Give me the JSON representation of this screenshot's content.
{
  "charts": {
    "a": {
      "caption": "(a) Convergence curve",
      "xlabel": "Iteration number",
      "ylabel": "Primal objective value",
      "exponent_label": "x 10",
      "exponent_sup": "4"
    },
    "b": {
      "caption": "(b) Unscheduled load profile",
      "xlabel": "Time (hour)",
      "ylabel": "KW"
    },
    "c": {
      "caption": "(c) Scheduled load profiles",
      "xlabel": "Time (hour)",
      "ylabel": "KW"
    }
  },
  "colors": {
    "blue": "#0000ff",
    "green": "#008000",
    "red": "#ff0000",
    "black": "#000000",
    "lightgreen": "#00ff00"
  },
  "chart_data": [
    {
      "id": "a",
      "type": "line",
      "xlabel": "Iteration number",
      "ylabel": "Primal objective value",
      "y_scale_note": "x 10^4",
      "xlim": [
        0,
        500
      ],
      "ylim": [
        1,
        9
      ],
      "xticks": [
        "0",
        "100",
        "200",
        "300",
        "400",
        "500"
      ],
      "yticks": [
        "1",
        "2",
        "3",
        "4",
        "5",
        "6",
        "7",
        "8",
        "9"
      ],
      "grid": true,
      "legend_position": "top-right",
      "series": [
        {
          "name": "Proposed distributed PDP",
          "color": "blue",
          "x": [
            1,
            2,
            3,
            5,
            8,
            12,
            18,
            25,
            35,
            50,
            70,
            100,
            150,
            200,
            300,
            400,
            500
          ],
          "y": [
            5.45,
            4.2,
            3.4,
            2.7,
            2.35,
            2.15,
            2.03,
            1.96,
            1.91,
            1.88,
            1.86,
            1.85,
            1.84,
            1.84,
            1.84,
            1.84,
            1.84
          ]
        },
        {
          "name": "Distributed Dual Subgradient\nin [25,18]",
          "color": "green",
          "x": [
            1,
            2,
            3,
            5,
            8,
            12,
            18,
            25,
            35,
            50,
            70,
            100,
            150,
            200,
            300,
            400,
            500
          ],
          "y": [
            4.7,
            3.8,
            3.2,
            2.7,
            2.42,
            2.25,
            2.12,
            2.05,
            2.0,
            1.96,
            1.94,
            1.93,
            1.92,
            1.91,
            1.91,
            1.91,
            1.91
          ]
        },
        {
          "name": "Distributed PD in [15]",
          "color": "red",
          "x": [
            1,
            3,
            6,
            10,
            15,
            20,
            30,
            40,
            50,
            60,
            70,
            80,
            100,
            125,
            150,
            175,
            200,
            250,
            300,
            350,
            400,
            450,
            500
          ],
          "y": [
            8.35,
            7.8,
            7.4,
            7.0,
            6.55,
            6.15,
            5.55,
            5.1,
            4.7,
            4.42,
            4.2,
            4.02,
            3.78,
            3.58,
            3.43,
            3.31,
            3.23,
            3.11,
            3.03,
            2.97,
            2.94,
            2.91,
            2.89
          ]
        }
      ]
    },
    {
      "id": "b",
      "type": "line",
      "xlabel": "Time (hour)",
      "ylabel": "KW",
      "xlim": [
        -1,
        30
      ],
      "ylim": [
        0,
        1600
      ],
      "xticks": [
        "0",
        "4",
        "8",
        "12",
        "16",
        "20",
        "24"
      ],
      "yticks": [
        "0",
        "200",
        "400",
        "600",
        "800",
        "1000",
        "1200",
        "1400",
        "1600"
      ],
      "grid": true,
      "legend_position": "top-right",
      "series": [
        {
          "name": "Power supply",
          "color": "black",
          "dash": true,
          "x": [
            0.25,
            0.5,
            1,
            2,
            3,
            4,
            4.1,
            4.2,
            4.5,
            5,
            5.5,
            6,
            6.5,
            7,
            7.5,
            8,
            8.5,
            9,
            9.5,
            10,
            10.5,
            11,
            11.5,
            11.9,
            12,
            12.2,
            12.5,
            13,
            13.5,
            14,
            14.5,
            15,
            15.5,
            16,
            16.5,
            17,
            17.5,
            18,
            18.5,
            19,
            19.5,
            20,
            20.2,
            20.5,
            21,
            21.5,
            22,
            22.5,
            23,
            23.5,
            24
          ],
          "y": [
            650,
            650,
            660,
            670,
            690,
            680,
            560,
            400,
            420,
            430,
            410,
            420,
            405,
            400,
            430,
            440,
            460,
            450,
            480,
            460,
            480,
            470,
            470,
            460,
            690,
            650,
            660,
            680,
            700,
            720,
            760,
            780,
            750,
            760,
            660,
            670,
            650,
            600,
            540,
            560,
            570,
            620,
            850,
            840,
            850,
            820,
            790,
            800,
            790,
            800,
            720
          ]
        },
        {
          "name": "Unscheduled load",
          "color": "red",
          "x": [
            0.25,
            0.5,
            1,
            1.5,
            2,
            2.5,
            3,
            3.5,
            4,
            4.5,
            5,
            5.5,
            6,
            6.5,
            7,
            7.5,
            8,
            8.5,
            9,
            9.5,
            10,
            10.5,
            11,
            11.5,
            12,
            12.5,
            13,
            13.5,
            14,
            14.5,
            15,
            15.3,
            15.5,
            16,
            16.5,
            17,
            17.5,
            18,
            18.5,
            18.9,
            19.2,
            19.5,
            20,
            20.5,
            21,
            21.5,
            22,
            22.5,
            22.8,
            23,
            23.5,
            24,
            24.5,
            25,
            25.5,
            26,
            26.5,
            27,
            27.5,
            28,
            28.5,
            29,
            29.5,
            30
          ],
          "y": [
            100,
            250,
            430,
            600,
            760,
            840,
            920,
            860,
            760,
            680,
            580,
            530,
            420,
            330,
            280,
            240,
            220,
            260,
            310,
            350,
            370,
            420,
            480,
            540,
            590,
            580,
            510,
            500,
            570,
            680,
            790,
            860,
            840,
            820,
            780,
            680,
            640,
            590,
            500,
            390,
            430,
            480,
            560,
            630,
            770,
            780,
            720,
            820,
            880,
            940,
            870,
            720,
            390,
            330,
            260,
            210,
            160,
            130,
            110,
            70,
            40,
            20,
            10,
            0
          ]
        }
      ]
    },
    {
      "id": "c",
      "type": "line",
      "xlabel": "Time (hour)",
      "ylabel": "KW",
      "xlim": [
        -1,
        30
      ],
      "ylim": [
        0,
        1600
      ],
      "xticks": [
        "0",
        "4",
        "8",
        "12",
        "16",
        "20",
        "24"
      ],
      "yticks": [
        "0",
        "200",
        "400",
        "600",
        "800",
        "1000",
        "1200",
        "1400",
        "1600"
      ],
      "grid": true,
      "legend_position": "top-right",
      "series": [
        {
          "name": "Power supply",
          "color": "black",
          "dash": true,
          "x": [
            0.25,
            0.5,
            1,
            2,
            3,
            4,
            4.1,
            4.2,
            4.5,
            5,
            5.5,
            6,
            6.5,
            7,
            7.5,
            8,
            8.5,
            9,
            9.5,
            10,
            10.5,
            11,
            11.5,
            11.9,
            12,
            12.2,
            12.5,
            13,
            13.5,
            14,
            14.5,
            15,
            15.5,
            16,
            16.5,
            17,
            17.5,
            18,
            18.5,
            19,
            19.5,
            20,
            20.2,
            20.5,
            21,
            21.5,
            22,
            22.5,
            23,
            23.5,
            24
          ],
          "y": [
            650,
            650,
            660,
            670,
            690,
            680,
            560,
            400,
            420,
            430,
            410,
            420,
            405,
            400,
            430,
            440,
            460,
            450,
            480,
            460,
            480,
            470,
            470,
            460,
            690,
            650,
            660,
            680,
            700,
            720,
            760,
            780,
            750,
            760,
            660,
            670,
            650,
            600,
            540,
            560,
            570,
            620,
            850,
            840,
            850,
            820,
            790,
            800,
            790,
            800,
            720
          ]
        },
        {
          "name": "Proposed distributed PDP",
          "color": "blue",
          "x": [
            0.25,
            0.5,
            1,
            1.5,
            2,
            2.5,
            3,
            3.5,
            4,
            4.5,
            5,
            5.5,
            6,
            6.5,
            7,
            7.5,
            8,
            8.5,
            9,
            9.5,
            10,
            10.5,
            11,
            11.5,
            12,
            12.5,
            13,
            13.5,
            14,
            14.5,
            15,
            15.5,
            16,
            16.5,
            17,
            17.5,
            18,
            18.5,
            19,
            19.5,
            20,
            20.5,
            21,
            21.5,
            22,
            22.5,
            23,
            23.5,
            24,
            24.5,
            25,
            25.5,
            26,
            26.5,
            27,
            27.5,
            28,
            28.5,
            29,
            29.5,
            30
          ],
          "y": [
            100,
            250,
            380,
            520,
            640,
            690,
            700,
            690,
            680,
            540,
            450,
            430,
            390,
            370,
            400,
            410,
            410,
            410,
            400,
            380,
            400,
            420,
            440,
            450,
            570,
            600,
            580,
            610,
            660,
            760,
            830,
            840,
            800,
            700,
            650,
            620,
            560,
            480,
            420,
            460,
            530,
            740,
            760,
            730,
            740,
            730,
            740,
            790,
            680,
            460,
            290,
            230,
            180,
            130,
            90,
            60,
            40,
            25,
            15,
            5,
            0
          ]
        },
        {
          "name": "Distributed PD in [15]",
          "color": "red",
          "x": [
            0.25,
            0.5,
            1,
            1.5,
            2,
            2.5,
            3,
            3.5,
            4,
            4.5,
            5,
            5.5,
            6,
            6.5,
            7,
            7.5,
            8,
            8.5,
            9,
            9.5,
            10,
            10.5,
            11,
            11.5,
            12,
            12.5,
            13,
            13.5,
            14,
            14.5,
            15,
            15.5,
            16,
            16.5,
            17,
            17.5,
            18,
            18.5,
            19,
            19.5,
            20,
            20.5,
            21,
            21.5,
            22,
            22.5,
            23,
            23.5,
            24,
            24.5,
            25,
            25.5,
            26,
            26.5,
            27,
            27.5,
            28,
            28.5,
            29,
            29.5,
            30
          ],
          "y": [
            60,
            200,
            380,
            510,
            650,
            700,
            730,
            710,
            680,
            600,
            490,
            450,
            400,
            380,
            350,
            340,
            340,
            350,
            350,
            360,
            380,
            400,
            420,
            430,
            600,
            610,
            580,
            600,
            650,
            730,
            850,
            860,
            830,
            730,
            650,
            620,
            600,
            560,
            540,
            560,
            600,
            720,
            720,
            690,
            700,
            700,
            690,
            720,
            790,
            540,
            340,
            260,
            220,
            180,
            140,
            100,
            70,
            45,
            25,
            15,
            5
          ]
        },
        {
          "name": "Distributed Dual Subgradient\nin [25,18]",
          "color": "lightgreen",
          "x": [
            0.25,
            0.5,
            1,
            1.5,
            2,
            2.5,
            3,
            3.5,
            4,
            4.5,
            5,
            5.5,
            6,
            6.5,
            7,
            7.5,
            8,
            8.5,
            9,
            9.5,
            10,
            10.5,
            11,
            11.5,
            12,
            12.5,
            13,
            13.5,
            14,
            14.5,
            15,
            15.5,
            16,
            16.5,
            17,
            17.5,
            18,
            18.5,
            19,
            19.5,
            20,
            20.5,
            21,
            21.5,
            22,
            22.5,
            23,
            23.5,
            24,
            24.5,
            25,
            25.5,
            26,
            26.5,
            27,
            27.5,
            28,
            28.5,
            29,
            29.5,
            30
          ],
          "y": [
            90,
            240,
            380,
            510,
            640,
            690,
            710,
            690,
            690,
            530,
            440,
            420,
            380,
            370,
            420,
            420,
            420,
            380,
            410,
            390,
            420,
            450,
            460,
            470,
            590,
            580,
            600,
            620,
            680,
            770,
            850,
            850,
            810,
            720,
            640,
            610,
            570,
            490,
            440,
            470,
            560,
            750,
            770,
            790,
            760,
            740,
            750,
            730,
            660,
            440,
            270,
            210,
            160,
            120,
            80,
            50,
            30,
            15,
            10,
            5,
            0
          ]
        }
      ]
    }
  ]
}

**********

# Job
Identify the lines that contain the string "Unscheduled", and copy every one of them.

# Completed task
      "caption": "(b) Unscheduled load profile",
          "name": "Unscheduled load",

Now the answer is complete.